#### Records for this exercise
.....

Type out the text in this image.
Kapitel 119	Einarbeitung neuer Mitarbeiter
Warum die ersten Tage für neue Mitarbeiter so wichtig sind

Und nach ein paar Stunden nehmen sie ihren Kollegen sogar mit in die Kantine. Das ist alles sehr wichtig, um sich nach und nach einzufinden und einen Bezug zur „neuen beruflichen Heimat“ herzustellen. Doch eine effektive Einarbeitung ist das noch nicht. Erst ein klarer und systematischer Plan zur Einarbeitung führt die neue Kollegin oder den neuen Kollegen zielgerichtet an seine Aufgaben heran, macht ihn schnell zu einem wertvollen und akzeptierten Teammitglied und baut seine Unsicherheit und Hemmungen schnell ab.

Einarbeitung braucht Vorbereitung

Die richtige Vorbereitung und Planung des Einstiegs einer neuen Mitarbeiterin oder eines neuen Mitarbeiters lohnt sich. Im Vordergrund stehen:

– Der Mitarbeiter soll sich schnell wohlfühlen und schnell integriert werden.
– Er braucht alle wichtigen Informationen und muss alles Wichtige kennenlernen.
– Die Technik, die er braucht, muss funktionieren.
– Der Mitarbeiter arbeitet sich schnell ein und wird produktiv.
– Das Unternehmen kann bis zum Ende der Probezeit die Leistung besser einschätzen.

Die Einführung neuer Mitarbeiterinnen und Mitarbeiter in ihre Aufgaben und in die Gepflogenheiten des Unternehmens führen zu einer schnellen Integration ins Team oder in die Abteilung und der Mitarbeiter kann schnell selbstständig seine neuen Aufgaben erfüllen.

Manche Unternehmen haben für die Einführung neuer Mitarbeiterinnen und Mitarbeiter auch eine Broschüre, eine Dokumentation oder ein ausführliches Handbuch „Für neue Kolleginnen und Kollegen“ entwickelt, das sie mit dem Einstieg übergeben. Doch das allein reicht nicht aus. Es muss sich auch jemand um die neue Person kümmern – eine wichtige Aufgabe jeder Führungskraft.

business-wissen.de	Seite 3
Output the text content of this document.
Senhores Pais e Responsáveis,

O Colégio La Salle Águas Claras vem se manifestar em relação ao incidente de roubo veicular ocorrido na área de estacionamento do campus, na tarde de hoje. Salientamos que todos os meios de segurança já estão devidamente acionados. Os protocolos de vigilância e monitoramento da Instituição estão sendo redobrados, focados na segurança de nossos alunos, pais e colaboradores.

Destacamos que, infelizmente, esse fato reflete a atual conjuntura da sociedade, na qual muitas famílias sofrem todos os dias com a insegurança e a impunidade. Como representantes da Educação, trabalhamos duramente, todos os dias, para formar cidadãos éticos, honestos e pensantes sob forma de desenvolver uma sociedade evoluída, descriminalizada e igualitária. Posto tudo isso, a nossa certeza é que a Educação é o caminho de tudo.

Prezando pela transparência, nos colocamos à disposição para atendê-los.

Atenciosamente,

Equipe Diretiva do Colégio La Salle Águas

.....

#### To do
Everything from the line containing "Output the text content of this document." to the last line of the entries above should be quoted exactly, and only that.

#### Reply to the task
Output the text content of this document.
Senhores Pais e Responsáveis,

O Colégio La Salle Águas Claras vem se manifestar em relação ao incidente de roubo veicular ocorrido na área de estacionamento do campus, na tarde de hoje. Salientamos que todos os meios de segurança já estão devidamente acionados. Os protocolos de vigilância e monitoramento da Instituição estão sendo redobrados, focados na segurança de nossos alunos, pais e colaboradores.

Destacamos que, infelizmente, esse fato reflete a atual conjuntura da sociedade, na qual muitas famílias sofrem todos os dias com a insegurança e a impunidade. Como representantes da Educação, trabalhamos duramente, todos os dias, para formar cidadãos éticos, honestos e pensantes sob forma de desenvolver uma sociedade evoluída, descriminalizada e igualitária. Posto tudo isso, a nossa certeza é que a Educação é o caminho de tudo.

Prezando pela transparência, nos colocamos à disposição para atendê-los.

Atenciosamente,

Equipe Diretiva do Colégio La Salle Águas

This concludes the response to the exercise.